* TASK: Filter the data below for the string "Attorney" and copy each matching line.

* GIVEN DATA:
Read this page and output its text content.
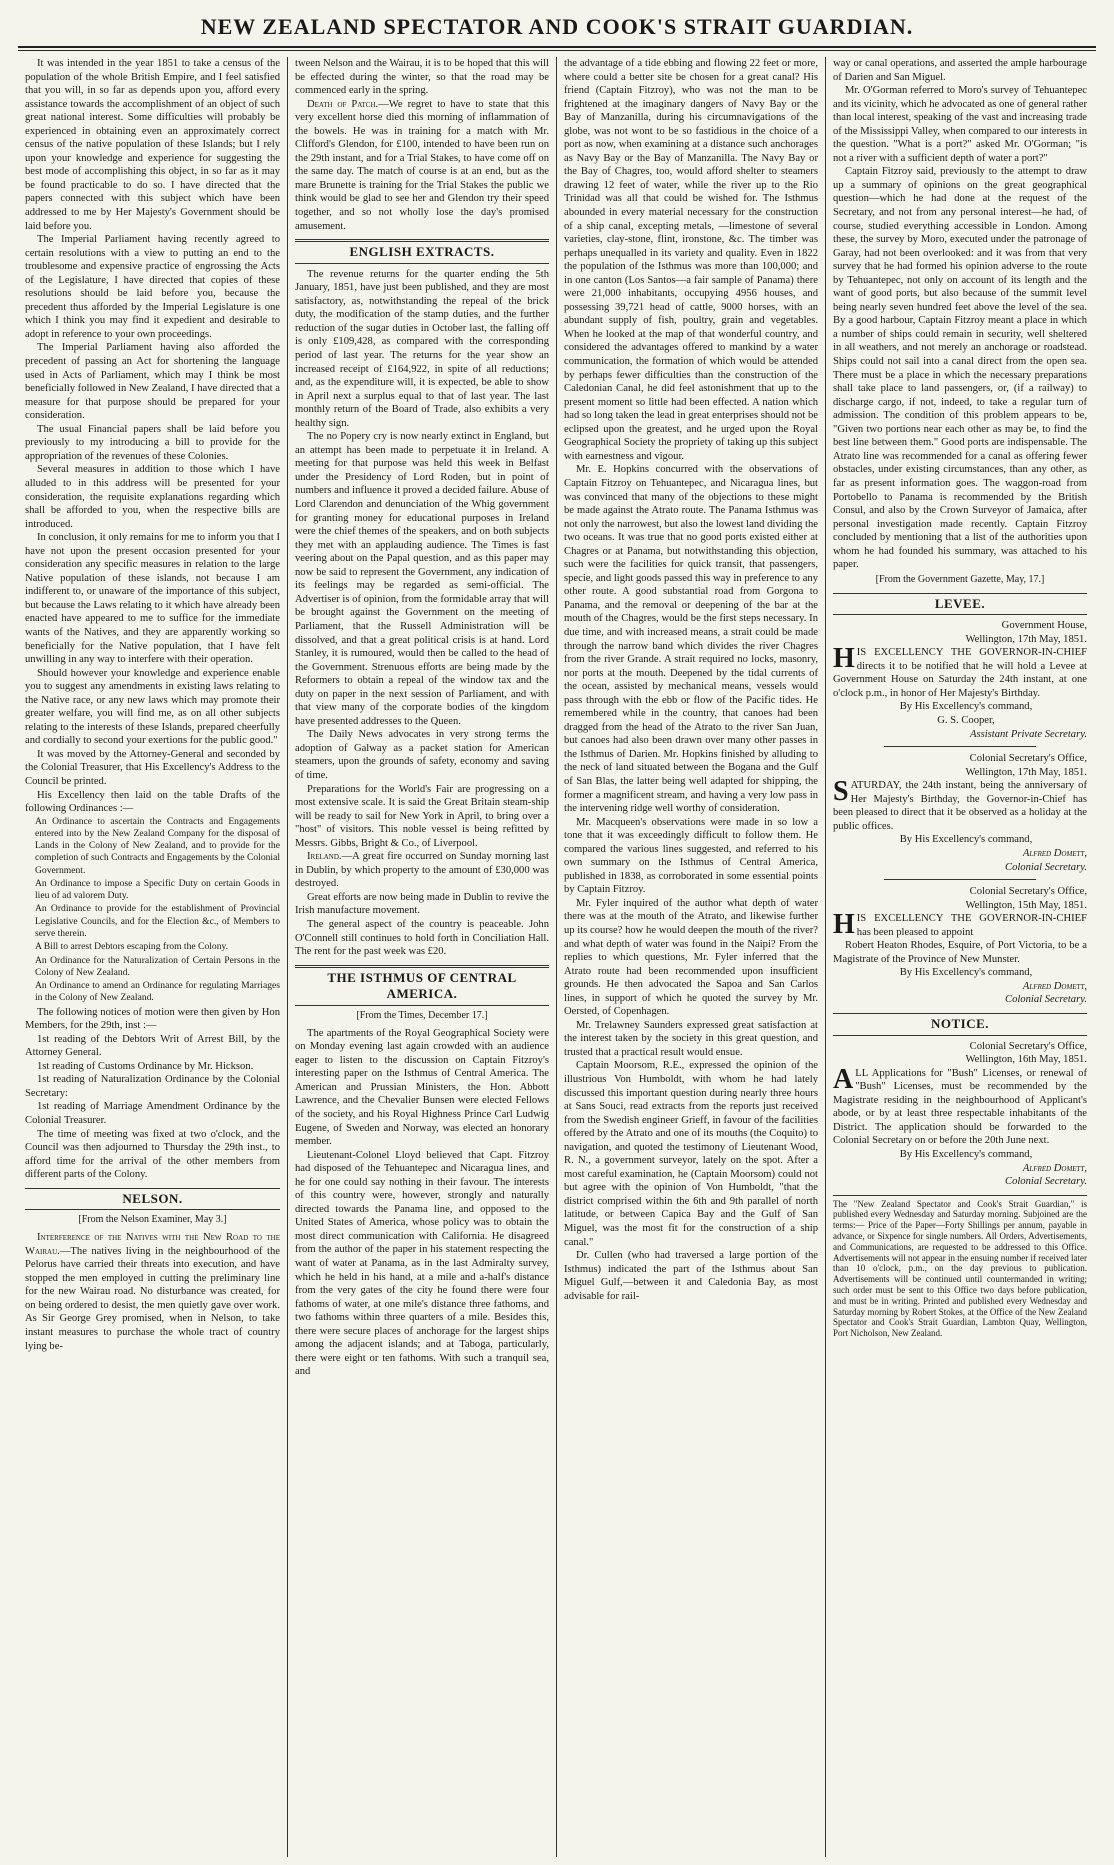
NEW ZEALAND SPECTATOR AND COOK'S STRAIT GUARDIAN.

It was intended in the year 1851 to take a census of the population of the whole British Empire, and I feel satisfied that you will, in so far as depends upon you, afford every assistance towards the accomplishment of an object of such great national interest. Some difficulties will probably be experienced in obtaining even an approximately correct census of the native population of these Islands; but I rely upon your knowledge and experience for suggesting the best mode of accomplishing this object, in so far as it may be found practicable to do so. I have directed that the papers connected with this subject which have been addressed to me by Her Majesty's Government should be laid before you.

The Imperial Parliament having recently agreed to certain resolutions with a view to putting an end to the troublesome and expensive practice of engrossing the Acts of the Legislature, I have directed that copies of these resolutions should be laid before you, because the precedent thus afforded by the Imperial Legislature is one which I think you may find it expedient and desirable to adopt in reference to your own proceedings.

The Imperial Parliament having also afforded the precedent of passing an Act for shortening the language used in Acts of Parliament, which may I think be most beneficially followed in New Zealand, I have directed that a measure for that purpose should be prepared for your consideration.

The usual Financial papers shall be laid before you previously to my introducing a bill to provide for the appropriation of the revenues of these Colonies.

Several measures in addition to those which I have alluded to in this address will be presented for your consideration, the requisite explanations regarding which shall be afforded to you, when the respective bills are introduced.

In conclusion, it only remains for me to inform you that I have not upon the present occasion presented for your consideration any specific measures in relation to the large Native population of these islands, not because I am indifferent to, or unaware of the importance of this subject, but because the Laws relating to it which have already been enacted have appeared to me to suffice for the immediate wants of the Natives, and they are apparently working so beneficially for the Native population, that I have felt unwilling in any way to interfere with their operation.

Should however your knowledge and experience enable you to suggest any amendments in existing laws relating to the Native race, or any new laws which may promote their greater welfare, you will find me, as on all other subjects relating to the interests of these Islands, prepared cheerfully and cordially to second your exertions for the public good."

It was moved by the Attorney-General and seconded by the Colonial Treasurer, that His Excellency's Address to the Council be printed.

His Excellency then laid on the table Drafts of the following Ordinances :—

An Ordinance to ascertain the Contracts and Engagements entered into by the New Zealand Company for the disposal of Lands in the Colony of New Zealand, and to provide for the completion of such Contracts and Engagements by the Colonial Government.

An Ordinance to impose a Specific Duty on certain Goods in lieu of ad valorem Duty.

An Ordinance to provide for the establishment of Provincial Legislative Councils, and for the Election &c., of Members to serve therein.

A Bill to arrest Debtors escaping from the Colony.

An Ordinance for the Naturalization of Certain Persons in the Colony of New Zealand.

An Ordinance to amend an Ordinance for regulating Marriages in the Colony of New Zealand.

The following notices of motion were then given by Hon Members, for the 29th, inst :—

1st reading of the Debtors Writ of Arrest Bill, by the Attorney General.

1st reading of Customs Ordinance by Mr. Hickson.

1st reading of Naturalization Ordinance by the Colonial Secretary:

1st reading of Marriage Amendment Ordinance by the Colonial Treasurer.

The time of meeting was fixed at two o'clock, and the Council was then adjourned to Thursday the 29th inst., to afford time for the arrival of the other members from different parts of the Colony.

NELSON.
[From the Nelson Examiner, May 3.]

Interference of the Natives with the New Road to the Wairau.—The natives living in the neighbourhood of the Pelorus have carried their threats into execution, and have stopped the men employed in cutting the preliminary line for the new Wairau road. No disturbance was created, for on being ordered to desist, the men quietly gave over work. As Sir George Grey promised, when in Nelson, to take instant measures to purchase the whole tract of country lying be-

tween Nelson and the Wairau, it is to be hoped that this will be effected during the winter, so that the road may be commenced early in the spring.

Death of Patch.—We regret to have to state that this very excellent horse died this morning of inflammation of the bowels. He was in training for a match with Mr. Clifford's Glendon, for £100, intended to have been run on the 29th instant, and for a Trial Stakes, to have come off on the same day. The match of course is at an end, but as the mare Brunette is training for the Trial Stakes the public we think would be glad to see her and Glendon try their speed together, and so not wholly lose the day's promised amusement.

ENGLISH EXTRACTS.

The revenue returns for the quarter ending the 5th January, 1851, have just been published, and they are most satisfactory, as, notwithstanding the repeal of the brick duty, the modification of the stamp duties, and the further reduction of the sugar duties in October last, the falling off is only £109,428, as compared with the corresponding period of last year. The returns for the year show an increased receipt of £164,922, in spite of all reductions; and, as the expenditure will, it is expected, be able to show in April next a surplus equal to that of last year. The last monthly return of the Board of Trade, also exhibits a very healthy sign.

The no Popery cry is now nearly extinct in England, but an attempt has been made to perpetuate it in Ireland. A meeting for that purpose was held this week in Belfast under the Presidency of Lord Roden, but in point of numbers and influence it proved a decided failure. Abuse of Lord Clarendon and denunciation of the Whig government for granting money for educational purposes in Ireland were the chief themes of the speakers, and on both subjects they met with an applauding audience. The Times is fast veering about on the Papal question, and as this paper may now be said to represent the Government, any indication of its feelings may be regarded as semi-official. The Advertiser is of opinion, from the formidable array that will be brought against the Government on the meeting of Parliament, that the Russell Administration will be dissolved, and that a great political crisis is at hand. Lord Stanley, it is rumoured, would then be called to the head of the Government. Strenuous efforts are being made by the Reformers to obtain a repeal of the window tax and the duty on paper in the next session of Parliament, and with that view many of the corporate bodies of the kingdom have presented addresses to the Queen.

The Daily News advocates in very strong terms the adoption of Galway as a packet station for American steamers, upon the grounds of safety, economy and saving of time.

Preparations for the World's Fair are progressing on a most extensive scale. It is said the Great Britain steam-ship will be ready to sail for New York in April, to bring over a "host" of visitors. This noble vessel is being refitted by Messrs. Gibbs, Bright & Co., of Liverpool.

Ireland.—A great fire occurred on Sunday morning last in Dublin, by which property to the amount of £30,000 was destroyed.

Great efforts are now being made in Dublin to revive the Irish manufacture movement.

The general aspect of the country is peaceable. John O'Connell still continues to hold forth in Conciliation Hall. The rent for the past week was £20.

THE ISTHMUS OF CENTRAL AMERICA.
[From the Times, December 17.]

The apartments of the Royal Geographical Society were on Monday evening last again crowded with an audience eager to listen to the discussion on Captain Fitzroy's interesting paper on the Isthmus of Central America. The American and Prussian Ministers, the Hon. Abbott Lawrence, and the Chevalier Bunsen were elected Fellows of the society, and his Royal Highness Prince Carl Ludwig Eugene, of Sweden and Norway, was elected an honorary member.

Lieutenant-Colonel Lloyd believed that Capt. Fitzroy had disposed of the Tehuantepec and Nicaragua lines, and he for one could say nothing in their favour. The interests of this country were, however, strongly and naturally directed towards the Panama line, and opposed to the United States of America, whose policy was to obtain the most direct communication with California. He disagreed from the author of the paper in his statement respecting the want of water at Panama, as in the last Admiralty survey, which he held in his hand, at a mile and a-half's distance from the very gates of the city he found there were four fathoms of water, at one mile's distance three fathoms, and two fathoms within three quarters of a mile. Besides this, there were secure places of anchorage for the largest ships among the adjacent islands; and at Taboga, particularly, there were eight or ten fathoms. With such a tranquil sea, and

the advantage of a tide ebbing and flowing 22 feet or more, where could a better site be chosen for a great canal? His friend (Captain Fitzroy), who was not the man to be frightened at the imaginary dangers of Navy Bay or the Bay of Manzanilla, during his circumnavigations of the globe, was not wont to be so fastidious in the choice of a port as now, when examining at a distance such anchorages as Navy Bay or the Bay of Manzanilla. The Navy Bay or the Bay of Chagres, too, would afford shelter to steamers drawing 12 feet of water, while the river up to the Rio Trinidad was all that could be wished for. The Isthmus abounded in every material necessary for the construction of a ship canal, excepting metals, —limestone of several varieties, clay-stone, flint, ironstone, &c. The timber was perhaps unequalled in its variety and quality. Even in 1822 the population of the Isthmus was more than 100,000; and in one canton (Los Santos—a fair sample of Panama) there were 21,000 inhabitants, occupying 4956 houses, and possessing 39,721 head of cattle, 9000 horses, with an abundant supply of fish, poultry, grain and vegetables. When he looked at the map of that wonderful country, and considered the advantages offered to mankind by a water communication, the formation of which would be attended by perhaps fewer difficulties than the construction of the Caledonian Canal, he did feel astonishment that up to the present moment so little had been effected. A nation which had so long taken the lead in great enterprises should not be eclipsed upon the greatest, and he urged upon the Royal Geographical Society the propriety of taking up this subject with earnestness and vigour.

Mr. E. Hopkins concurred with the observations of Captain Fitzroy on Tehuantepec, and Nicaragua lines, but was convinced that many of the objections to these might be made against the Atrato route. The Panama Isthmus was not only the narrowest, but also the lowest land dividing the two oceans. It was true that no good ports existed either at Chagres or at Panama, but notwithstanding this objection, such were the facilities for quick transit, that passengers, specie, and light goods passed this way in preference to any other route. A good substantial road from Gorgona to Panama, and the removal or deepening of the bar at the mouth of the Chagres, would be the first steps necessary. In due time, and with increased means, a strait could be made through the narrow band which divides the river Chagres from the river Grande. A strait required no locks, masonry, nor ports at the mouth. Deepened by the tidal currents of the ocean, assisted by mechanical means, vessels would pass through with the ebb or flow of the Pacific tides. He remembered while in the country, that canoes had been dragged from the head of the Atrato to the river San Juan, but canoes had also been drawn over many other passes in the Isthmus of Darien. Mr. Hopkins finished by alluding to the neck of land situated between the Bogana and the Gulf of San Blas, the latter being well adapted for shipping, the former a magnificent stream, and having a very low pass in the intervening ridge well worthy of consideration.

Mr. Macqueen's observations were made in so low a tone that it was exceedingly difficult to follow them. He compared the various lines suggested, and referred to his own summary on the Isthmus of Central America, published in 1838, as corroborated in some essential points by Captain Fitzroy.

Mr. Fyler inquired of the author what depth of water there was at the mouth of the Atrato, and likewise further up its course? how he would deepen the mouth of the river? and what depth of water was found in the Naipi? From the replies to which questions, Mr. Fyler inferred that the Atrato route had been recommended upon insufficient grounds. He then advocated the Sapoa and San Carlos lines, in support of which he quoted the survey by Mr. Oersted, of Copenhagen.

Mr. Trelawney Saunders expressed great satisfaction at the interest taken by the society in this great question, and trusted that a practical result would ensue.

Captain Moorsom, R.E., expressed the opinion of the illustrious Von Humboldt, with whom he had lately discussed this important question during nearly three hours at Sans Souci, read extracts from the reports just received from the Swedish engineer Grieff, in favour of the facilities offered by the Atrato and one of its mouths (the Coquito) to navigation, and quoted the testimony of Lieutenant Wood, R. N., a government surveyor, lately on the spot. After a most careful examination, he (Captain Moorsom) could not but agree with the opinion of Von Humboldt, "that the district comprised within the 6th and 9th parallel of north latitude, or between Capica Bay and the Gulf of San Miguel, was the most fit for the construction of a ship canal."

Dr. Cullen (who had traversed a large portion of the Isthmus) indicated the part of the Isthmus about San Miguel Gulf,—between it and Caledonia Bay, as most advisable for rail-

way or canal operations, and asserted the ample harbourage of Darien and San Miguel.

Mr. O'Gorman referred to Moro's survey of Tehuantepec and its vicinity, which he advocated as one of general rather than local interest, speaking of the vast and increasing trade of the Mississippi Valley, when compared to our interests in the question. "What is a port?" asked Mr. O'Gorman; "is not a river with a sufficient depth of water a port?"

Captain Fitzroy said, previously to the attempt to draw up a summary of opinions on the great geographical question—which he had done at the request of the Secretary, and not from any personal interest—he had, of course, studied everything accessible in London. Among these, the survey by Moro, executed under the patronage of Garay, had not been overlooked: and it was from that very survey that he had formed his opinion adverse to the route by Tehuantepec, not only on account of its length and the want of good ports, but also because of the summit level being nearly seven hundred feet above the level of the sea. By a good harbour, Captain Fitzroy meant a place in which a number of ships could remain in security, well sheltered in all weathers, and not merely an anchorage or roadstead. Ships could not sail into a canal direct from the open sea. There must be a place in which the necessary preparations shall take place to land passengers, or, (if a railway) to discharge cargo, if not, indeed, to take a regular turn of admission. The condition of this problem appears to be, "Given two portions near each other as may be, to find the best line between them." Good ports are indispensable. The Atrato line was recommended for a canal as offering fewer obstacles, under existing circumstances, than any other, as far as present information goes. The waggon-road from Portobello to Panama is recommended by the British Consul, and also by the Crown Surveyor of Jamaica, after personal investigation made recently. Captain Fitzroy concluded by mentioning that a list of the authorities upon whom he had founded his summary, was attached to his paper.

[From the Government Gazette, May, 17.]
LEVEE.

Government House,

Wellington, 17th May, 1851.

HIS EXCELLENCY THE GOVERNOR-IN-CHIEF directs it to be notified that he will hold a Levee at Government House on Saturday the 24th instant, at one o'clock p.m., in honor of Her Majesty's Birthday.

By His Excellency's command,

G. S. Cooper,

Assistant Private Secretary.

Colonial Secretary's Office,

Wellington, 17th May, 1851.

SATURDAY, the 24th instant, being the anniversary of Her Majesty's Birthday, the Governor-in-Chief has been pleased to direct that it be observed as a holiday at the public offices.

By His Excellency's command,

Alfred Domett,

Colonial Secretary.

Colonial Secretary's Office,

Wellington, 15th May, 1851.

HIS EXCELLENCY THE GOVERNOR-IN-CHIEF has been pleased to appoint

Robert Heaton Rhodes, Esquire, of Port Victoria, to be a Magistrate of the Province of New Munster.

By His Excellency's command,

Alfred Domett,

Colonial Secretary.

NOTICE.

Colonial Secretary's Office,

Wellington, 16th May, 1851.

ALL Applications for "Bush" Licenses, or renewal of "Bush" Licenses, must be recommended by the Magistrate residing in the neighbourhood of Applicant's abode, or by at least three respectable inhabitants of the District. The application should be forwarded to the Colonial Secretary on or before the 20th June next.

By His Excellency's command,

Alfred Domett,

Colonial Secretary.

The "New Zealand Spectator and Cook's Strait Guardian," is published every Wednesday and Saturday morning. Subjoined are the terms:— Price of the Paper—Forty Shillings per annum, payable in advance, or Sixpence for single numbers. All Orders, Advertisements, and Communications, are requested to be addressed to this Office. Advertisements will not appear in the ensuing number if received later than 10 o'clock, p.m., on the day previous to publication. Advertisements will be continued until countermanded in writing; such order must be sent to this Office two days before publication, and must be in writing. Printed and published every Wednesday and Saturday morning by Robert Stokes, at the Office of the New Zealand Spectator and Cook's Strait Guardian, Lambton Quay, Wellington, Port Nicholson, New Zealand.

* EXERCISE ANSWER:
It was moved by the Attorney-General and seconded by the Colonial Treasurer, that His Excellency's Address to the Council be printed.
1st reading of the Debtors Writ of Arrest Bill, by the Attorney General.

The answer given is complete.